╭─ Recorded information

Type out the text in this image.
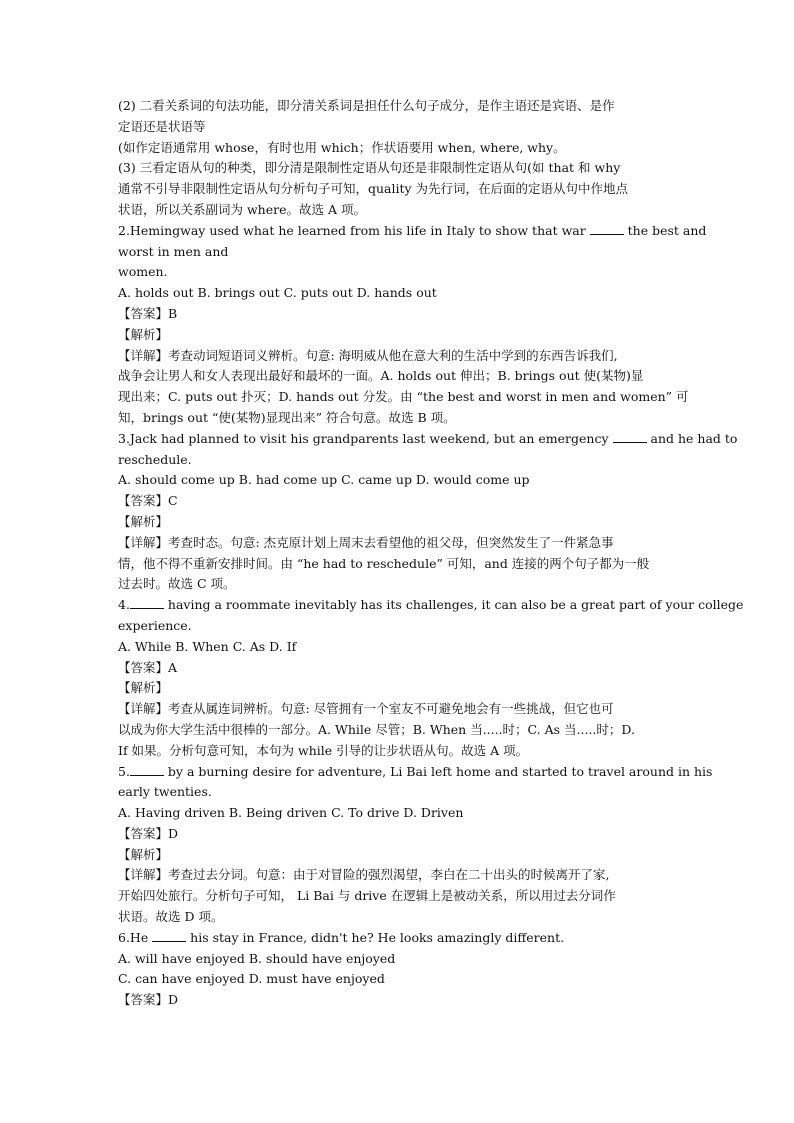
(2) 二看关系词的句法功能，即分清关系词是担任什么句子成分，是作主语还是宾语、是作
定语还是状语等
(如作定语通常用 whose，有时也用 which；作状语要用 when, where, why。
(3) 三看定语从句的种类，即分清是限制性定语从句还是非限制性定语从句(如 that 和 why
通常不引导非限制性定语从句分析句子可知，quality 为先行词，在后面的定语从句中作地点
状语，所以关系副词为 where。故选 A 项。
2.Hemingway used what he learned from his life in Italy to show that war	the best and
worst in men and
women.
A. holds out B. brings out C. puts out D. hands out
【答案】B
【解析】
【详解】考查动词短语词义辨析。句意: 海明威从他在意大利的生活中学到的东西告诉我们,
战争会让男人和女人表现出最好和最坏的一面。A. holds out 伸出；B. brings out 使(某物)显
现出来；C. puts out 扑灭；D. hands out 分发。由 “the best and worst in men and women” 可
知，brings out “使(某物)显现出来” 符合句意。故选 B 项。
3.Jack had planned to visit his grandparents last weekend, but an emergency	and he had to
reschedule.
A. should come up B. had come up C. came up D. would come up
【答案】C
【解析】
【详解】考查时态。句意: 杰克原计划上周末去看望他的祖父母，但突然发生了一件紧急事
情，他不得不重新安排时间。由 “he had to reschedule” 可知，and 连接的两个句子都为一般
过去时。故选 C 项。
4.	having a roommate inevitably has its challenges, it can also be a great part of your college
experience.
A. While B. When C. As D. If
【答案】A
【解析】
【详解】考查从属连词辨析。句意: 尽管拥有一个室友不可避免地会有一些挑战，但它也可
以成为你大学生活中很棒的一部分。A. While 尽管；B. When 当.....时；C. As 当.....时；D.
If 如果。分析句意可知，本句为 while 引导的让步状语从句。故选 A 项。
5.	by a burning desire for adventure, Li Bai left home and started to travel around in his
early twenties.
A. Having driven B. Being driven C. To drive D. Driven
【答案】D
【解析】
【详解】考查过去分词。句意：由于对冒险的强烈渴望，李白在二十出头的时候离开了家,
开始四处旅行。分析句子可知， Li Bai 与 drive 在逻辑上是被动关系，所以用过去分词作
状语。故选 D 项。
6.He	his stay in France, didn't he? He looks amazingly different.
A. will have enjoyed B. should have enjoyed
C. can have enjoyed D. must have enjoyed
【答案】D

╰─

→ **Exercise goal**:
Write out each line again precisely as it appears, skipping every picture.

→ **In response**:
Type out the text in this image.
(2) 二看关系词的句法功能，即分清关系词是担任什么句子成分，是作主语还是宾语、是作
定语还是状语等
(如作定语通常用 whose，有时也用 which；作状语要用 when, where, why。
(3) 三看定语从句的种类，即分清是限制性定语从句还是非限制性定语从句(如 that 和 why
通常不引导非限制性定语从句分析句子可知，quality 为先行词，在后面的定语从句中作地点
状语，所以关系副词为 where。故选 A 项。
2.Hemingway used what he learned from his life in Italy to show that war	the best and
worst in men and
women.
A. holds out B. brings out C. puts out D. hands out
【答案】B
【解析】
【详解】考查动词短语词义辨析。句意: 海明威从他在意大利的生活中学到的东西告诉我们,
战争会让男人和女人表现出最好和最坏的一面。A. holds out 伸出；B. brings out 使(某物)显
现出来；C. puts out 扑灭；D. hands out 分发。由 “the best and worst in men and women” 可
知，brings out “使(某物)显现出来” 符合句意。故选 B 项。
3.Jack had planned to visit his grandparents last weekend, but an emergency	and he had to
reschedule.
A. should come up B. had come up C. came up D. would come up
【答案】C
【解析】
【详解】考查时态。句意: 杰克原计划上周末去看望他的祖父母，但突然发生了一件紧急事
情，他不得不重新安排时间。由 “he had to reschedule” 可知，and 连接的两个句子都为一般
过去时。故选 C 项。
4.	having a roommate inevitably has its challenges, it can also be a great part of your college
experience.
A. While B. When C. As D. If
【答案】A
【解析】
【详解】考查从属连词辨析。句意: 尽管拥有一个室友不可避免地会有一些挑战，但它也可
以成为你大学生活中很棒的一部分。A. While 尽管；B. When 当.....时；C. As 当.....时；D.
If 如果。分析句意可知，本句为 while 引导的让步状语从句。故选 A 项。
5.	by a burning desire for adventure, Li Bai left home and started to travel around in his
early twenties.
A. Having driven B. Being driven C. To drive D. Driven
【答案】D
【解析】
【详解】考查过去分词。句意：由于对冒险的强烈渴望，李白在二十出头的时候离开了家,
开始四处旅行。分析句子可知， Li Bai 与 drive 在逻辑上是被动关系，所以用过去分词作
状语。故选 D 项。
6.He	his stay in France, didn't he? He looks amazingly different.
A. will have enjoyed B. should have enjoyed
C. can have enjoyed D. must have enjoyed
【答案】D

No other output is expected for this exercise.